Written problem:
Reproduce, word for word, the rows from the first one up to and including the row that contains "y-tick-label: 50 bbox=[141, 472, 154, 483]".

Item position entries:
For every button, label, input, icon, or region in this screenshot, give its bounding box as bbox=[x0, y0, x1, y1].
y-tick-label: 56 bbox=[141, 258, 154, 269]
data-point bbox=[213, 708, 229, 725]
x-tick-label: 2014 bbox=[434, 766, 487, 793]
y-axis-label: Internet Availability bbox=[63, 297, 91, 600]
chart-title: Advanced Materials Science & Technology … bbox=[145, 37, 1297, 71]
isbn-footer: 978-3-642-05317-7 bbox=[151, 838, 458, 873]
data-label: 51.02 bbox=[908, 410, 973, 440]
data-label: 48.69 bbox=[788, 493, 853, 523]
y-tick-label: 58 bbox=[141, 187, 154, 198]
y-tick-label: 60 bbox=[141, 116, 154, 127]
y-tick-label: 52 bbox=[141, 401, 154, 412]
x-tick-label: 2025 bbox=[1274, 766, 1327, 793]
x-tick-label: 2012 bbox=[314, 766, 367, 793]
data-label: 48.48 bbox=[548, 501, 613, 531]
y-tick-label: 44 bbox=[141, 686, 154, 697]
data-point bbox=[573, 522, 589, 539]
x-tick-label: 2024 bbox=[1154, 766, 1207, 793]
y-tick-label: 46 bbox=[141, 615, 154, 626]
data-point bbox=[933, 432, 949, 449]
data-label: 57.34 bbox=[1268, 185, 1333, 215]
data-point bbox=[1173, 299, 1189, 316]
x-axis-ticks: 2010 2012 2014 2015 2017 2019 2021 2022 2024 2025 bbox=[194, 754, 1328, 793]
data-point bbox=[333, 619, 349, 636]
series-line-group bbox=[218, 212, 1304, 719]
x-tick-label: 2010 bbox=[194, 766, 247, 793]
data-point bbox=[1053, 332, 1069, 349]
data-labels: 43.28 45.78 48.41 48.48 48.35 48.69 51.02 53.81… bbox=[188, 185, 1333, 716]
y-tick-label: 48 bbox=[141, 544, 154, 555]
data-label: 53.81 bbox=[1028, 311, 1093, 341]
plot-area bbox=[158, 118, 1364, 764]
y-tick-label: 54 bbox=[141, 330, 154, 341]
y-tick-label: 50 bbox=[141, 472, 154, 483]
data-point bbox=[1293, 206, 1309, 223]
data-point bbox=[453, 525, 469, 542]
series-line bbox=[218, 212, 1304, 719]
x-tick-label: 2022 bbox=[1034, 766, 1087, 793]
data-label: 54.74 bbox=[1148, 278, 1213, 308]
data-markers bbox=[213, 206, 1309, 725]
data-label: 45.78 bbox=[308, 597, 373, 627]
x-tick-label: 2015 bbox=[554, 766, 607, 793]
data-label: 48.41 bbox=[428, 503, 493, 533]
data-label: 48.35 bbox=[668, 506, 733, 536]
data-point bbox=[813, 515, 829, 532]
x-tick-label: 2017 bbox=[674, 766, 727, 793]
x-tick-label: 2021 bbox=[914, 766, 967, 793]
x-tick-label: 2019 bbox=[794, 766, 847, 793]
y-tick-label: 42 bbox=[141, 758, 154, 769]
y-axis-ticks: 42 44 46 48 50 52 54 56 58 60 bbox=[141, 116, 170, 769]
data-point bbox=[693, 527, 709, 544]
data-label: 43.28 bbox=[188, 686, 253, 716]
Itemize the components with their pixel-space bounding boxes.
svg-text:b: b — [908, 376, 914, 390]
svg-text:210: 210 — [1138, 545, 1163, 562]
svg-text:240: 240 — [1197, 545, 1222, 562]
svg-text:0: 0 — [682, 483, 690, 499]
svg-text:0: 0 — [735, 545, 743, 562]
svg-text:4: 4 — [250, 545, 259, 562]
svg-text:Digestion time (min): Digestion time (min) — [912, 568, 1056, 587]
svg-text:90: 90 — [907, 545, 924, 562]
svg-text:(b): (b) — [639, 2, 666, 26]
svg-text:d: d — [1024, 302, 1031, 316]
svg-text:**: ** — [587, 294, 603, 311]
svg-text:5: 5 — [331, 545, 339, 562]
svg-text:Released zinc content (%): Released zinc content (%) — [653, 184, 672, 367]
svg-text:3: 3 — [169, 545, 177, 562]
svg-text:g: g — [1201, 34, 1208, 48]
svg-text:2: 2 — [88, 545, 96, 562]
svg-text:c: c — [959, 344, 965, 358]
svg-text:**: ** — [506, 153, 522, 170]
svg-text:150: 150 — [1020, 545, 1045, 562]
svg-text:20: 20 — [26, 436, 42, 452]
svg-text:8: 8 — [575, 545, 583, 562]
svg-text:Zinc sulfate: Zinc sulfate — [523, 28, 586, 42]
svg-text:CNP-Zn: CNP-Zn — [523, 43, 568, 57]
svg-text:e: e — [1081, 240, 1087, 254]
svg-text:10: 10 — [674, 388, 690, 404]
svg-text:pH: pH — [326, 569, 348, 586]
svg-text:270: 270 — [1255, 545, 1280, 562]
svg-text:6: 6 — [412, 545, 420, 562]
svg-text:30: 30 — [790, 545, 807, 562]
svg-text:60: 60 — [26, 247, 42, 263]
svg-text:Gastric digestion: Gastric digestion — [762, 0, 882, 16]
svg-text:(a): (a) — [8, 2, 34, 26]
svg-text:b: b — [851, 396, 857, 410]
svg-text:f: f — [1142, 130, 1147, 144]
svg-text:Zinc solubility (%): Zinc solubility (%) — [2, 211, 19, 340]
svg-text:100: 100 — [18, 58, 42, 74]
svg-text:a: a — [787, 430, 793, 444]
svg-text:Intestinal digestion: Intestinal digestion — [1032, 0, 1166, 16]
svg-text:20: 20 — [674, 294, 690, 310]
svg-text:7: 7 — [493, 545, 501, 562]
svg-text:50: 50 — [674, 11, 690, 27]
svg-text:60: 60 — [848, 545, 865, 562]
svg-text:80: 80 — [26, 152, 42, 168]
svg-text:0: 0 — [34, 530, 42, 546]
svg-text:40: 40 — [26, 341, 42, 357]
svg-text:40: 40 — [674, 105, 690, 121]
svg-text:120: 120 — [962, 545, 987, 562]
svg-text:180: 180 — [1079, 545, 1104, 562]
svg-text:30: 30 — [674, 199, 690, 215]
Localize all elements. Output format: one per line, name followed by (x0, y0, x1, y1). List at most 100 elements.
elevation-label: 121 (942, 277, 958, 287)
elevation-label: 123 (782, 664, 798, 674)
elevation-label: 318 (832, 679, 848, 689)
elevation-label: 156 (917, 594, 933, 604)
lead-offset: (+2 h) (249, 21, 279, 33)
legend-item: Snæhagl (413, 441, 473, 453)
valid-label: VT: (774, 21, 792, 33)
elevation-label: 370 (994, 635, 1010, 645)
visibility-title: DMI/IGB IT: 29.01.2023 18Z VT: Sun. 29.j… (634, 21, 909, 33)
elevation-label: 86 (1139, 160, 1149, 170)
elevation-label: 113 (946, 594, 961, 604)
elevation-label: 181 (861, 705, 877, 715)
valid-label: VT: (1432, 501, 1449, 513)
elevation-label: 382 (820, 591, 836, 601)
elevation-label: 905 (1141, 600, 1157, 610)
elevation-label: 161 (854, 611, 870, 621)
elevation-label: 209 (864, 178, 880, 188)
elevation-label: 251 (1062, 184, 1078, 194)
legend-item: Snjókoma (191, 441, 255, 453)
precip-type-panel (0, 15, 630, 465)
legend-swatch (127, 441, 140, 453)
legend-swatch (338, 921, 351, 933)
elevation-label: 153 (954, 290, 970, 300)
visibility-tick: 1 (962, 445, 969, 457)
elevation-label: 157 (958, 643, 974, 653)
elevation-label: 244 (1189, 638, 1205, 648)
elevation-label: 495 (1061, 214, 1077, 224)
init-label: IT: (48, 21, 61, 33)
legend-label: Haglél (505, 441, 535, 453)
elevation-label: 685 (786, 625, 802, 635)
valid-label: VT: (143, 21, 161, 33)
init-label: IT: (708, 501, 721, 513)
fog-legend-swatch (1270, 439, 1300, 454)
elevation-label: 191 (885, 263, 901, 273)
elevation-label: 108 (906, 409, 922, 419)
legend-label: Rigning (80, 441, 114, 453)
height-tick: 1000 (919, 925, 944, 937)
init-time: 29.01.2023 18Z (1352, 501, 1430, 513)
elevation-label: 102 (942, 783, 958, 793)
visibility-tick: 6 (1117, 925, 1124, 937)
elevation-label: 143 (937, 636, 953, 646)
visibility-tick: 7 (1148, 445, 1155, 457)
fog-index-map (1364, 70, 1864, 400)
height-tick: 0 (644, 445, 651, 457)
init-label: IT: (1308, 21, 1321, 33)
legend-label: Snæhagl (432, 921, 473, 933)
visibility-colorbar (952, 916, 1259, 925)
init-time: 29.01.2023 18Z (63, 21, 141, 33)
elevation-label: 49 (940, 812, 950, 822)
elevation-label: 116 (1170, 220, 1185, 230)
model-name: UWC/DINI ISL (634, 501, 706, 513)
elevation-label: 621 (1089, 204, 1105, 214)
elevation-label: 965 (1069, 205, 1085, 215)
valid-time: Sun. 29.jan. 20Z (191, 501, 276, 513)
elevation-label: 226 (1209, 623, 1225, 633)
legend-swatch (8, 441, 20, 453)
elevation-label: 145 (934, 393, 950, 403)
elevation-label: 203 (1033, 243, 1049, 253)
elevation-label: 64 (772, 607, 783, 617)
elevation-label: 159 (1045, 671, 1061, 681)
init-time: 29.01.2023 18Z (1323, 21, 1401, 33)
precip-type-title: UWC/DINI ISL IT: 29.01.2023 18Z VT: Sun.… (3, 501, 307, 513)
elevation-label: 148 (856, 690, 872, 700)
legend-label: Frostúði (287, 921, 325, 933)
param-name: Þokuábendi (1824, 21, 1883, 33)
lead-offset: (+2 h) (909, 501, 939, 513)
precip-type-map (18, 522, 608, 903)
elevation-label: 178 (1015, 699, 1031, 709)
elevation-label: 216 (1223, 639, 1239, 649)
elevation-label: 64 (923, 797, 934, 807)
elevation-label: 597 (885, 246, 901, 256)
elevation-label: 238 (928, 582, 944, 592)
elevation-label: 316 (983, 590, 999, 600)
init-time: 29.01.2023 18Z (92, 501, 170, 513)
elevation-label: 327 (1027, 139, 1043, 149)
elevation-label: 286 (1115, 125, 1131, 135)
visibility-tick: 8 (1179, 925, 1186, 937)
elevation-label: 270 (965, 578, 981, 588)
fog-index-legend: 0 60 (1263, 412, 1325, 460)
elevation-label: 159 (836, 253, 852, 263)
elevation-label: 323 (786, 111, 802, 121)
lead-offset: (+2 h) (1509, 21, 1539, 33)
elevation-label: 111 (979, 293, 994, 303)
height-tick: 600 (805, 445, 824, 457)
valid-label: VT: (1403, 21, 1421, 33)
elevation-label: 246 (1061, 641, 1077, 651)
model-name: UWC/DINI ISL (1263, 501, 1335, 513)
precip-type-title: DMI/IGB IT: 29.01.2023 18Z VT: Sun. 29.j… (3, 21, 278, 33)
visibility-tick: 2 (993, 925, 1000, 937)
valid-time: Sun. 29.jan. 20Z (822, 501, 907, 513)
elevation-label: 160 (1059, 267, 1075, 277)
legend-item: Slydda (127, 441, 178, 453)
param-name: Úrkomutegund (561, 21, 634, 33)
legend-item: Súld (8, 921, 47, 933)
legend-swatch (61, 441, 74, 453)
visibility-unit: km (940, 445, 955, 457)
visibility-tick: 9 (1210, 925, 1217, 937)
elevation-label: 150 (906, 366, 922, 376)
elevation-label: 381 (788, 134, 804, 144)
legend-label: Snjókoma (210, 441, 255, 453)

Task solution:
For every button, label, input, icon, or region in this screenshot, give its bounding box as bbox=[x0, y0, x1, y1].
y-tick-label: 56 bbox=[141, 258, 154, 269]
data-point bbox=[213, 708, 229, 725]
x-tick-label: 2014 bbox=[434, 766, 487, 793]
y-axis-label: Internet Availability bbox=[63, 297, 91, 600]
chart-title: Advanced Materials Science & Technology … bbox=[145, 37, 1297, 71]
isbn-footer: 978-3-642-05317-7 bbox=[151, 838, 458, 873]
data-label: 51.02 bbox=[908, 410, 973, 440]
data-label: 48.69 bbox=[788, 493, 853, 523]
y-tick-label: 58 bbox=[141, 187, 154, 198]
y-tick-label: 60 bbox=[141, 116, 154, 127]
y-tick-label: 52 bbox=[141, 401, 154, 412]
x-tick-label: 2025 bbox=[1274, 766, 1327, 793]
x-tick-label: 2012 bbox=[314, 766, 367, 793]
data-label: 48.48 bbox=[548, 501, 613, 531]
y-tick-label: 44 bbox=[141, 686, 154, 697]
data-point bbox=[573, 522, 589, 539]
x-tick-label: 2024 bbox=[1154, 766, 1207, 793]
y-tick-label: 46 bbox=[141, 615, 154, 626]
data-point bbox=[933, 432, 949, 449]
data-label: 57.34 bbox=[1268, 185, 1333, 215]
data-point bbox=[1173, 299, 1189, 316]
x-axis-ticks: 2010 2012 2014 2015 2017 2019 2021 2022 2024 2025 bbox=[194, 754, 1328, 793]
data-point bbox=[333, 619, 349, 636]
series-line-group bbox=[218, 212, 1304, 719]
x-tick-label: 2010 bbox=[194, 766, 247, 793]
data-point bbox=[1053, 332, 1069, 349]
data-labels: 43.28 45.78 48.41 48.48 48.35 48.69 51.02 53.81… bbox=[188, 185, 1333, 716]
y-tick-label: 48 bbox=[141, 544, 154, 555]
data-label: 53.81 bbox=[1028, 311, 1093, 341]
plot-area bbox=[158, 118, 1364, 764]
y-tick-label: 54 bbox=[141, 330, 154, 341]
y-tick-label: 50 bbox=[141, 472, 154, 483]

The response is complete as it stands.